TASKS —
(a) Translate this sentence from the passage below on tour dressing and fashion trends into Spanish: "Renaissance also triggered a reigning silver trend throughout 2023."
(b) From the passage below on tour dressing and fashion trends, copy out word for word the part from "Now, experts believe" up to and including "proud northern fanbase?".

DOCUMENT SECTION —
## start
Over the last two years, there’s been a strong link between tour dressing and mainstream fashion trends. Most notably, Taylor Swift’s Eras Tour, which sees fans dress up inspired by the star’s different Eras, sent sales for sequins and cowboy boots soaring. Cowboycore has seen a 99 per cent spike in searches on Depop since the beginning of 2024, also inspired by Beyoncé’s Renaissance tour. Renaissance also triggered a reigning silver trend throughout 2023.

Now, experts believe the Oasis reunion could be another trend-setting tour. On Pinterest, searches for “Oasis band” are up 105 per cent this month, which Jessica Payne, fashion editor at Pinterest UK, says is down to people finding “inspiration to emulate their look ahead of their reunion next year”.

This past year, “bloke-core”, which combines football and pub aesthetics, has also been trending. Through this, men and women have already been experimenting with casual dressing inspired by British subculture. With similar roots, it feels like the Britpop renaissance is a natural and inevitable evolution across menswear and womenswear. How can brands tap in authentically without alienating Oasis’s proud northern fanbase?
## end
RECORDS —
## start
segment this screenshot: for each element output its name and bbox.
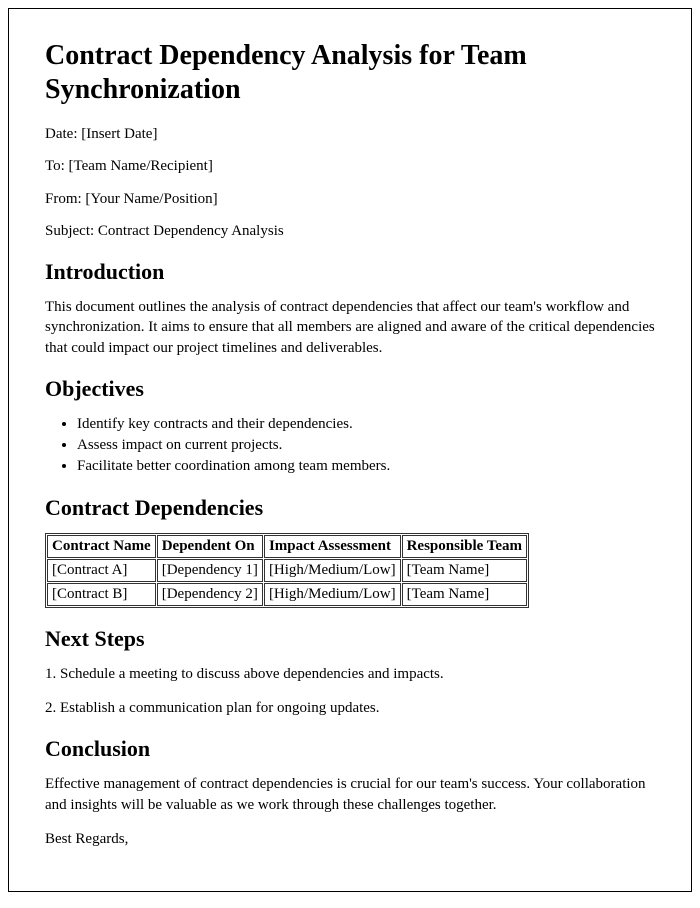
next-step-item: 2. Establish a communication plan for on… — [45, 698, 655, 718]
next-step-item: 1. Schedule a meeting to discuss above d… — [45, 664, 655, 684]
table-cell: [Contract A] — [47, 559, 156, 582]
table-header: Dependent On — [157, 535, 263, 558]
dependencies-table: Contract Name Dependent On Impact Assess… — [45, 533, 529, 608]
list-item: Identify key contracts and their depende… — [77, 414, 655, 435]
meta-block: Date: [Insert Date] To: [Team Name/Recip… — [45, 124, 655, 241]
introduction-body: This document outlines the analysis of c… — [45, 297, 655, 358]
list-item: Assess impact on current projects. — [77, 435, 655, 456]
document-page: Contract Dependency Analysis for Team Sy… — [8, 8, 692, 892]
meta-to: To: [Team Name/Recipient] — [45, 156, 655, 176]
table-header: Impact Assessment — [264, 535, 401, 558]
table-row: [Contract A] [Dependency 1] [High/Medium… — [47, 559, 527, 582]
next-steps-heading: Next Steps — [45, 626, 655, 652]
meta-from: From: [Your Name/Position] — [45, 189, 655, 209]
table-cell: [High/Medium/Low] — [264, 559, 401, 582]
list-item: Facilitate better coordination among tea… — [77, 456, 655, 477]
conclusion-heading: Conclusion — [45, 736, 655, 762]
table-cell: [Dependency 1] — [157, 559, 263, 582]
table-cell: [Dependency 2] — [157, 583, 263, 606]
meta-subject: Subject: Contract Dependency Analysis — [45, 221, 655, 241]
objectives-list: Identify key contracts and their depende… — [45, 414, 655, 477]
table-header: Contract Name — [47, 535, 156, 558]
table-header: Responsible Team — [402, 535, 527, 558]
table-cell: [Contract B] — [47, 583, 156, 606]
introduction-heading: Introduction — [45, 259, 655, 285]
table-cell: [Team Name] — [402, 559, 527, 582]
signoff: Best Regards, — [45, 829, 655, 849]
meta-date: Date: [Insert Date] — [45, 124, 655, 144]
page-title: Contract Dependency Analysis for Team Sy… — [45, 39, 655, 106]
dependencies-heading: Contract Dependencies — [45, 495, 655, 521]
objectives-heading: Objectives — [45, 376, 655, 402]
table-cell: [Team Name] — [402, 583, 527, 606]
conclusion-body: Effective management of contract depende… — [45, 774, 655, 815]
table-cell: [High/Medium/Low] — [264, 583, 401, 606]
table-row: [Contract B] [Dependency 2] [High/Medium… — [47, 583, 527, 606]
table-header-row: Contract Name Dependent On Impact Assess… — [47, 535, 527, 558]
## end
## start
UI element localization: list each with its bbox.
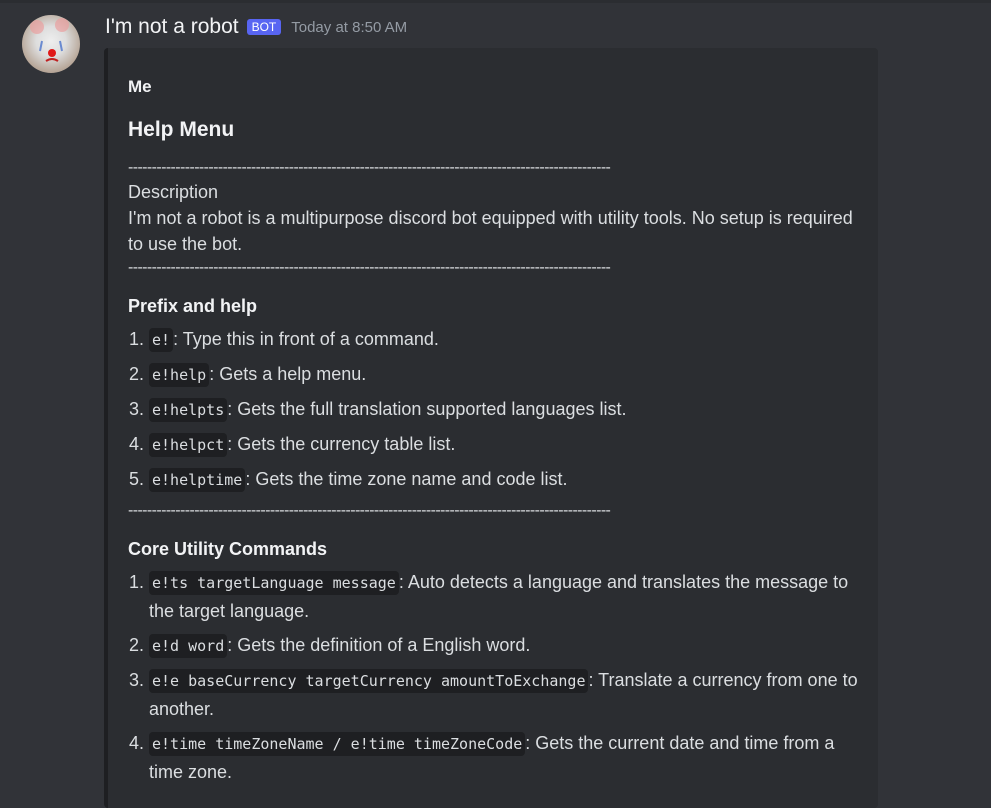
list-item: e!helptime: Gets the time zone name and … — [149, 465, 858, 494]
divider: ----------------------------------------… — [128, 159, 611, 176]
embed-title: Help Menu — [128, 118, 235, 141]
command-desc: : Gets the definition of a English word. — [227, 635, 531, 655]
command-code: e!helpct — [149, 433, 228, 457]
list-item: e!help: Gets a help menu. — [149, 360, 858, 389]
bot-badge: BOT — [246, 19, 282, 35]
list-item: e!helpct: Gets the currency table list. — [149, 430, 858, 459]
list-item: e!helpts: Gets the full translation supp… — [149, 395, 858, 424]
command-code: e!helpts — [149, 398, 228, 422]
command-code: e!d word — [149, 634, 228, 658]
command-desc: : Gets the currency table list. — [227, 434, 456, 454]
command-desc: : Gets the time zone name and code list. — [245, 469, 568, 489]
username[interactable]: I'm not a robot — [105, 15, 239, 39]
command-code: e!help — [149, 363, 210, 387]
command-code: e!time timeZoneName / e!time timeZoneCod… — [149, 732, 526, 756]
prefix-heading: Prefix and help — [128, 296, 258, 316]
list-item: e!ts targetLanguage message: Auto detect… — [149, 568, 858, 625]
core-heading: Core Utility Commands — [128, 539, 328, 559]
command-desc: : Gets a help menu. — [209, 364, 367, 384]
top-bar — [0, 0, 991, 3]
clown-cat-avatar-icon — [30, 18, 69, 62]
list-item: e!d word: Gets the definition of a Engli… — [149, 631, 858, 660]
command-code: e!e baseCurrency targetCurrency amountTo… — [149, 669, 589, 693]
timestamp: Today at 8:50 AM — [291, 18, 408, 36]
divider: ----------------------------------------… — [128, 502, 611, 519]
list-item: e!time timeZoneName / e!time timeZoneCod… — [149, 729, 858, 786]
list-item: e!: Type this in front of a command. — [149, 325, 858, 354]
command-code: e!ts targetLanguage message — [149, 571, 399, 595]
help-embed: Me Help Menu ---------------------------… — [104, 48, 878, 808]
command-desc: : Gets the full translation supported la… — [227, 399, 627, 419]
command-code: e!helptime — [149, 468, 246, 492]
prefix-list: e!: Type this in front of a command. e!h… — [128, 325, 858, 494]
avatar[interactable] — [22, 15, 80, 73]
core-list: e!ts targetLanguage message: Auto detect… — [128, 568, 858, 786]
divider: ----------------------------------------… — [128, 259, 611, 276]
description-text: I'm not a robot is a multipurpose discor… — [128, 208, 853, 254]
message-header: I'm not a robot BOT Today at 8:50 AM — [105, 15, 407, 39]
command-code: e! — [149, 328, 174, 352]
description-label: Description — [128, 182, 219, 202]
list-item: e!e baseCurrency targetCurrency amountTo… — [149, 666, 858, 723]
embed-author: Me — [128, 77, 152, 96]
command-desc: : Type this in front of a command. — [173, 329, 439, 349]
## end
## start
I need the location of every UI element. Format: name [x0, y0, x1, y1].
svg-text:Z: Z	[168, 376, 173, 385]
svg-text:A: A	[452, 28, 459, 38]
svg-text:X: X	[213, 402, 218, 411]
## end
SOLVED TASKS —
(a) Renaissance también desencadenó una tendencia dominante del plateado durante todo 2023.

(b)
Now, experts believe the Oasis reunion could be another trend-setting tour. On Pinterest, searches for “Oasis band” are up 105 per cent this month, which Jessica Payne, fashion editor at Pinterest UK, says is down to people finding “inspiration to emulate their look ahead of their reunion next year”.

This past year, “bloke-core”, which combines football and pub aesthetics, has also been trending. Through this, men and women have already been experimenting with casual dressing inspired by British subculture. With similar roots, it feels like the Britpop renaissance is a natural and inevitable evolution across menswear and womenswear. How can brands tap in authentically without alienating Oasis’s proud northern fanbase?